Dataset content:
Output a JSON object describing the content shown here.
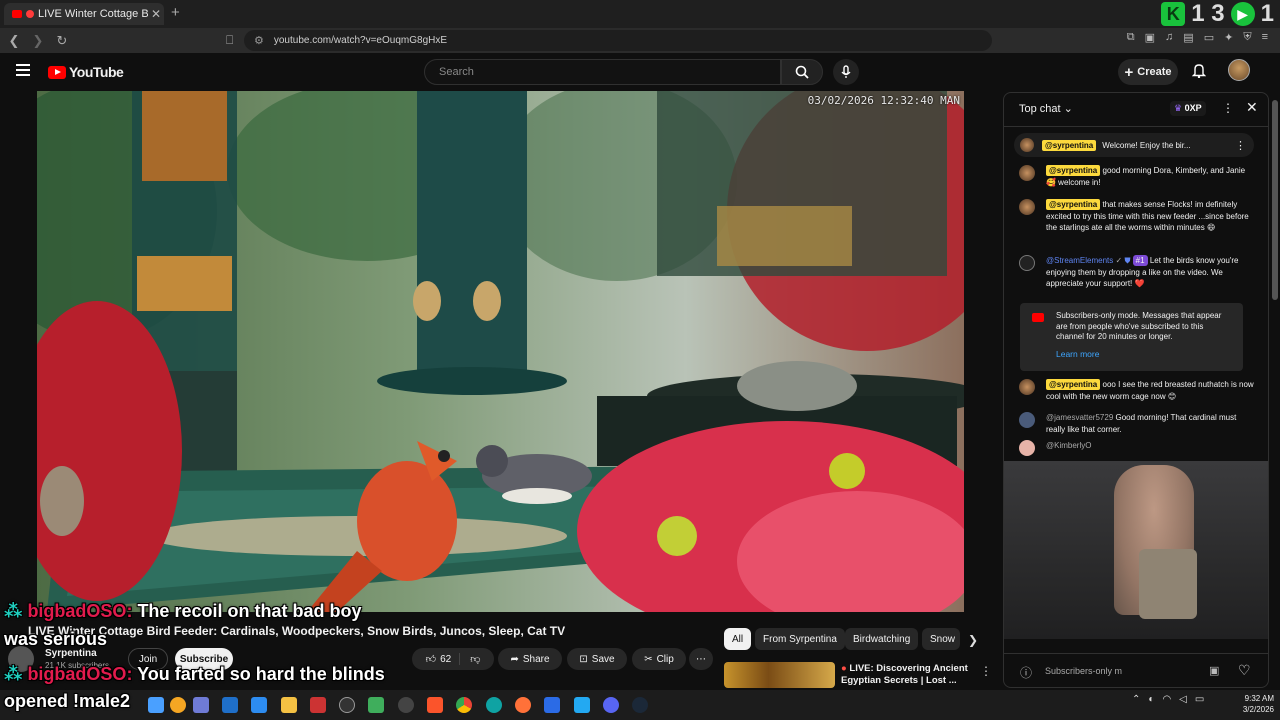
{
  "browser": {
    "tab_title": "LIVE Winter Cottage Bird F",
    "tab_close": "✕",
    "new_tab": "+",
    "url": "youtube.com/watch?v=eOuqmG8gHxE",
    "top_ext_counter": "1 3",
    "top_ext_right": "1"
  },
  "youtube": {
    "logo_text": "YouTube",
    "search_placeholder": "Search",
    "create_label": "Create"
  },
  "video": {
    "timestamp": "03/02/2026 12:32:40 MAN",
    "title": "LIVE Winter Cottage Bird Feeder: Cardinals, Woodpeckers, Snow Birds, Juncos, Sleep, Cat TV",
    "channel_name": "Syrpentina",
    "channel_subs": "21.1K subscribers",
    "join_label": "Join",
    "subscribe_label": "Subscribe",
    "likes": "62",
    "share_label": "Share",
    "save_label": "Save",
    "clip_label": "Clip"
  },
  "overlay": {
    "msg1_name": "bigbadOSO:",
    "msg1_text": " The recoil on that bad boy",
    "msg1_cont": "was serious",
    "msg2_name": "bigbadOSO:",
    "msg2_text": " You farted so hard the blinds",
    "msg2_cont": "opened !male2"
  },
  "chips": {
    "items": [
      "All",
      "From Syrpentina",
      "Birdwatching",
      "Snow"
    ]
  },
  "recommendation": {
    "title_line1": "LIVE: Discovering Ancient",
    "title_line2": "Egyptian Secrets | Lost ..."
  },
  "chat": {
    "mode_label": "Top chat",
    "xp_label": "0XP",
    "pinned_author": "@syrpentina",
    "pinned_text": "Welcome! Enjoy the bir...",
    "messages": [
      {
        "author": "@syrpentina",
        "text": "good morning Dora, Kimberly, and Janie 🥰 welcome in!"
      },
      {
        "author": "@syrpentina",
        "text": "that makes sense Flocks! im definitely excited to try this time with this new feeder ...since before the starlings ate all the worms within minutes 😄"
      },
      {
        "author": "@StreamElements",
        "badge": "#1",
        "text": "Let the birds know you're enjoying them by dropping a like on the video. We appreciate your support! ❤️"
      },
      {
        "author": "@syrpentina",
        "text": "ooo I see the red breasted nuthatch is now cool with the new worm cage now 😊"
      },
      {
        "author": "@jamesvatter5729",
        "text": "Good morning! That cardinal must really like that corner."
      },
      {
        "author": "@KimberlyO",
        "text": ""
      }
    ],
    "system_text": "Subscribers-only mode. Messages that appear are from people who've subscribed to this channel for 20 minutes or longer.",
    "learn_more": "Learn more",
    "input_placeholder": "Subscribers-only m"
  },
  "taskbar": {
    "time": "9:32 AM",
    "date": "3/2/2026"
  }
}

Task to carry out: From the records given above, copy all lines containing "with".

Answer to the problem:
        "text": "that makes sense Flocks! im definitely excited to try this time with this new feeder ...since before the starlings ate all the worms within minutes 😄"
        "text": "ooo I see the red breasted nuthatch is now cool with the new worm cage now 😊"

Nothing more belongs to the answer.